[Dataset items]
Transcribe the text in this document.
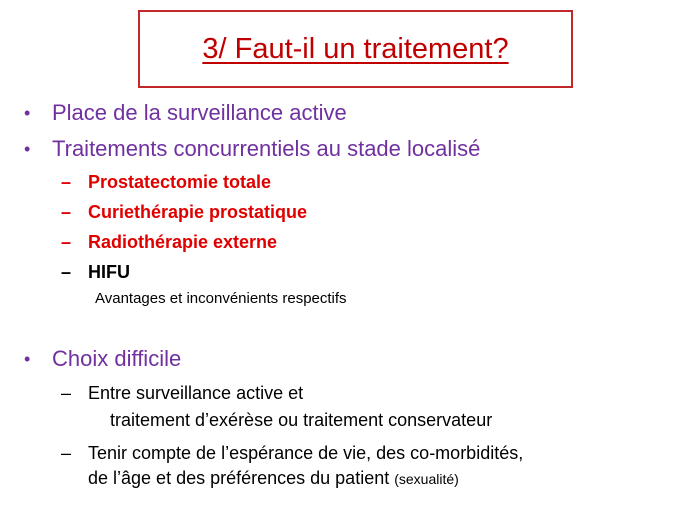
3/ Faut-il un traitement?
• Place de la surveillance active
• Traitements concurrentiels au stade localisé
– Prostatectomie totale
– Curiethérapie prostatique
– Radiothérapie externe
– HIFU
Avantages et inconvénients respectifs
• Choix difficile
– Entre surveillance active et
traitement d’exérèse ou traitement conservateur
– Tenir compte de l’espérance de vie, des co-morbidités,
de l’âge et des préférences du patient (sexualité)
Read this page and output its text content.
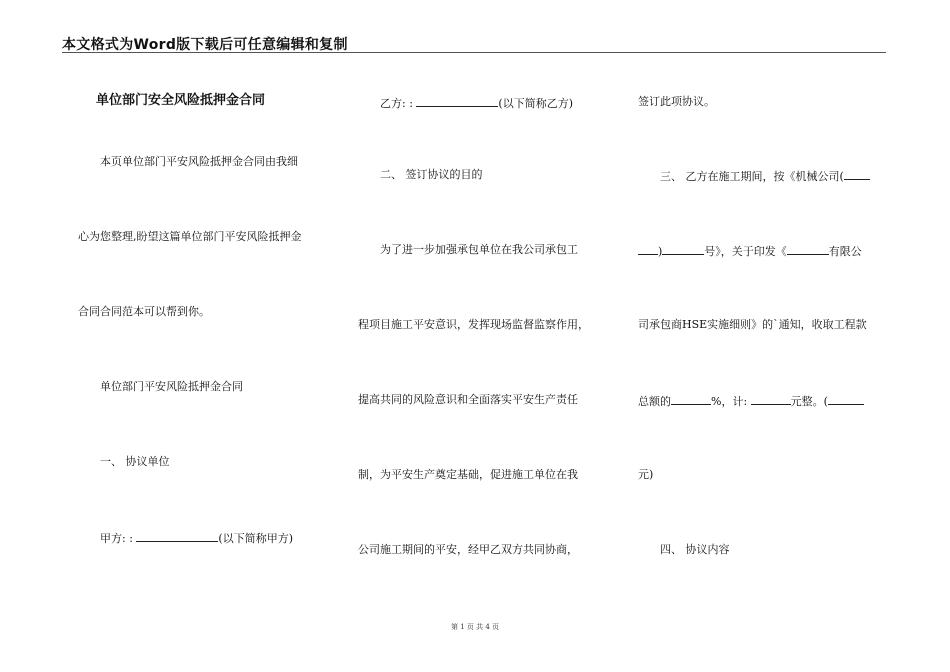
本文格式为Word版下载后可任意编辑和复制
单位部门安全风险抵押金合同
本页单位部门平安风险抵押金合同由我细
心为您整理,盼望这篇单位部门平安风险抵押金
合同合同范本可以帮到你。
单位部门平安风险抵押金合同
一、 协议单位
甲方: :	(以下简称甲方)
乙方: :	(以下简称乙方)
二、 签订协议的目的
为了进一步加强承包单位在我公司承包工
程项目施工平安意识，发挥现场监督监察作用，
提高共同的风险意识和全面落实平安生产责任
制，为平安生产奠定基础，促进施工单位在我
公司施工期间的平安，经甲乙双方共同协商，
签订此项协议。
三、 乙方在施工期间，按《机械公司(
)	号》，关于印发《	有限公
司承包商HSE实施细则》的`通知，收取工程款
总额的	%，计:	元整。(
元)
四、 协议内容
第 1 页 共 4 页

→ **REQUIREMENT**: Each line that contains the string "this" counts once; report how many such lines the entries have, giving only the number.

→ **SOLUTION**: 2